• **TO DO**
Copy out each line of the data holding "能力作风建设年".

• **MATERIAL PROVIDED**
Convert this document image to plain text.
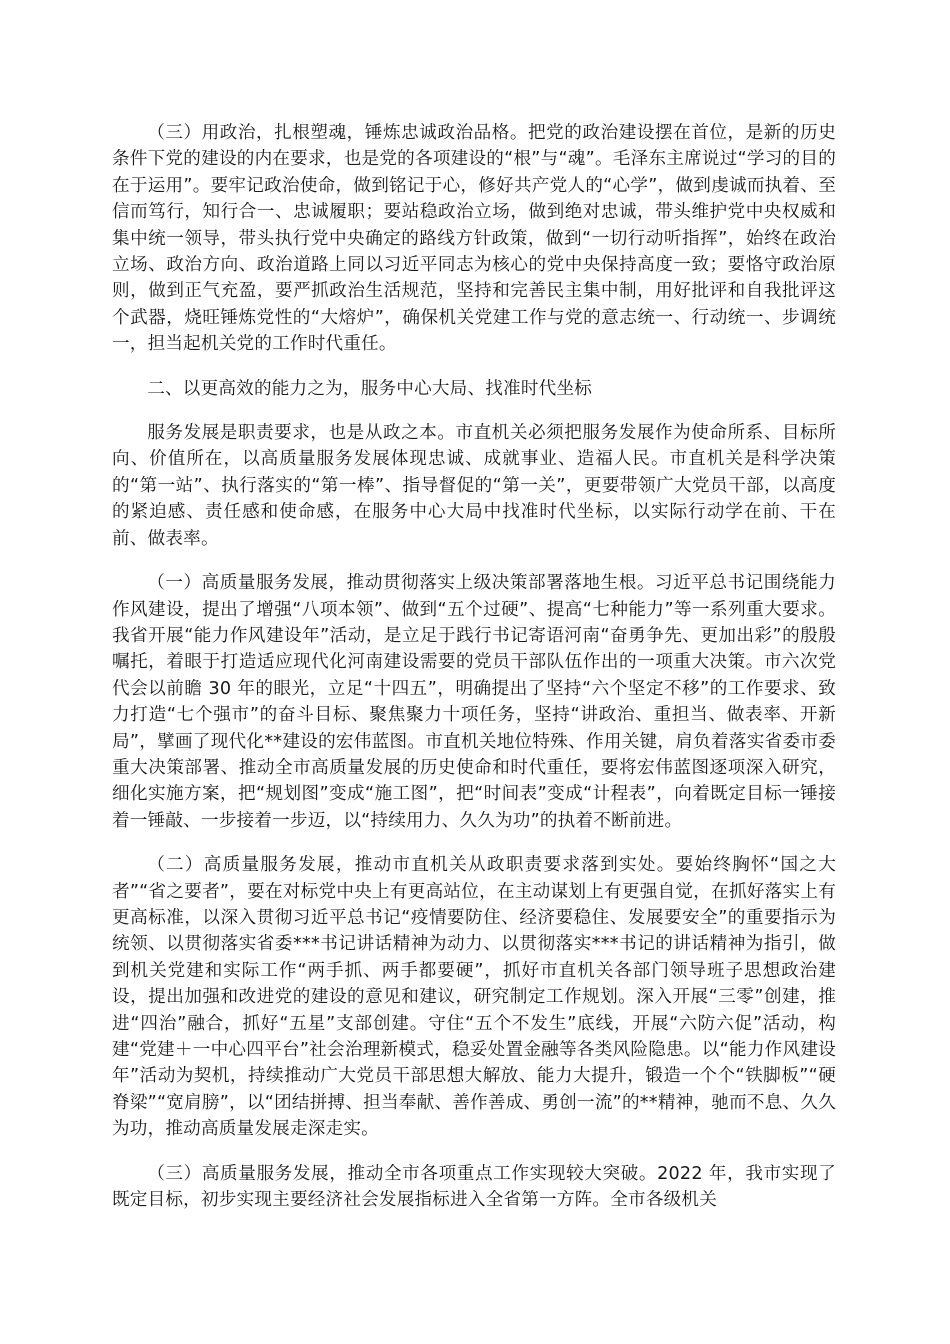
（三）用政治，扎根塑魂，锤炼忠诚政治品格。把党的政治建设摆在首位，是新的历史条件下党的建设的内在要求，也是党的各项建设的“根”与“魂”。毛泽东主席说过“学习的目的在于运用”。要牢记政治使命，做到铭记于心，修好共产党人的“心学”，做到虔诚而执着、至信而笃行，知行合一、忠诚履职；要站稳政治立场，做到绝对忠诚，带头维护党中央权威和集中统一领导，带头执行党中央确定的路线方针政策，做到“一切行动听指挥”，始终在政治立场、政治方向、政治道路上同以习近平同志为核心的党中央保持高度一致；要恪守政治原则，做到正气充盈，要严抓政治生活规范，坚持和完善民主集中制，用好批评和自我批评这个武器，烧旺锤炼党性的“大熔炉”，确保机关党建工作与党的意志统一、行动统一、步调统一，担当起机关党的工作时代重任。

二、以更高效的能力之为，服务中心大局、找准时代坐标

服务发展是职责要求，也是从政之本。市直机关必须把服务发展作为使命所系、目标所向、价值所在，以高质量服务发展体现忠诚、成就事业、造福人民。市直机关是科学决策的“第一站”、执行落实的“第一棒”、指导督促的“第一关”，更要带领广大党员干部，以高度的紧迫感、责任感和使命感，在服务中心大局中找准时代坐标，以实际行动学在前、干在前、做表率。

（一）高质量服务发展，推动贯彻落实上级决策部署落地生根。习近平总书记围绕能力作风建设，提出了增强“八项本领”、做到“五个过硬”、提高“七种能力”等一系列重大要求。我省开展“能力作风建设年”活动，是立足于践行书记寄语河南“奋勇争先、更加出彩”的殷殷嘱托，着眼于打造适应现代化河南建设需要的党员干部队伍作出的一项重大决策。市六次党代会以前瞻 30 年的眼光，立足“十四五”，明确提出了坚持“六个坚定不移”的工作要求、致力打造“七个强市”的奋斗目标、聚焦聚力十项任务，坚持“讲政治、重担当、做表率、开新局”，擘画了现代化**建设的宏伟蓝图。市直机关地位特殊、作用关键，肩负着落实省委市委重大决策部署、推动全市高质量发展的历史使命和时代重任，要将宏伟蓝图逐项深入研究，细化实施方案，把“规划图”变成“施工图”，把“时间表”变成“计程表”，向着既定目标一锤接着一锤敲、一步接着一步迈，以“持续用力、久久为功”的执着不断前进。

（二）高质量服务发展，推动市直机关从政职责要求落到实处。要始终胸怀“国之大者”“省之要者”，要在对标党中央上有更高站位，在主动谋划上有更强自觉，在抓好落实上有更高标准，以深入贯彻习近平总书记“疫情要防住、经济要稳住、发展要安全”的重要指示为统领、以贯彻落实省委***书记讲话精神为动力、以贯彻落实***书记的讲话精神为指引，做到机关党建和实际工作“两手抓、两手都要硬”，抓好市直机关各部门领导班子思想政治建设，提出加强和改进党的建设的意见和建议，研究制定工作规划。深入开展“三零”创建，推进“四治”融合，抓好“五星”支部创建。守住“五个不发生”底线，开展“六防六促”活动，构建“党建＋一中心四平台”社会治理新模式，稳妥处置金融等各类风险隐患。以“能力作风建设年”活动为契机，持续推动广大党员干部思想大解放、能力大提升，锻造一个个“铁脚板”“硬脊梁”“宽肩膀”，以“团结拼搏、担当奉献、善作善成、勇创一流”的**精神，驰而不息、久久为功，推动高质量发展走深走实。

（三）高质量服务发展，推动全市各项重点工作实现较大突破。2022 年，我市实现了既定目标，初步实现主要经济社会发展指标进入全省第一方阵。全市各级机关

• **TASK OUTPUT**
（一）高质量服务发展，推动贯彻落实上级决策部署落地生根。习近平总书记围绕能力作风建设，提出了增强“八项本领”、做到“五个过硬”、提高“七种能力”等一系列重大要求。我省开展“能力作风建设年”活动，是立足于践行书记寄语河南“奋勇争先、更加出彩”的殷殷嘱托，着眼于打造适应现代化河南建设需要的党员干部队伍作出的一项重大决策。市六次党代会以前瞻 30 年的眼光，立足“十四五”，明确提出了坚持“六个坚定不移”的工作要求、致力打造“七个强市”的奋斗目标、聚焦聚力十项任务，坚持“讲政治、重担当、做表率、开新局”，擘画了现代化**建设的宏伟蓝图。市直机关地位特殊、作用关键，肩负着落实省委市委重大决策部署、推动全市高质量发展的历史使命和时代重任，要将宏伟蓝图逐项深入研究，细化实施方案，把“规划图”变成“施工图”，把“时间表”变成“计程表”，向着既定目标一锤接着一锤敲、一步接着一步迈，以“持续用力、久久为功”的执着不断前进。
（二）高质量服务发展，推动市直机关从政职责要求落到实处。要始终胸怀“国之大者”“省之要者”，要在对标党中央上有更高站位，在主动谋划上有更强自觉，在抓好落实上有更高标准，以深入贯彻习近平总书记“疫情要防住、经济要稳住、发展要安全”的重要指示为统领、以贯彻落实省委***书记讲话精神为动力、以贯彻落实***书记的讲话精神为指引，做到机关党建和实际工作“两手抓、两手都要硬”，抓好市直机关各部门领导班子思想政治建设，提出加强和改进党的建设的意见和建议，研究制定工作规划。深入开展“三零”创建，推进“四治”融合，抓好“五星”支部创建。守住“五个不发生”底线，开展“六防六促”活动，构建“党建＋一中心四平台”社会治理新模式，稳妥处置金融等各类风险隐患。以“能力作风建设年”活动为契机，持续推动广大党员干部思想大解放、能力大提升，锻造一个个“铁脚板”“硬脊梁”“宽肩膀”，以“团结拼搏、担当奉献、善作善成、勇创一流”的**精神，驰而不息、久久为功，推动高质量发展走深走实。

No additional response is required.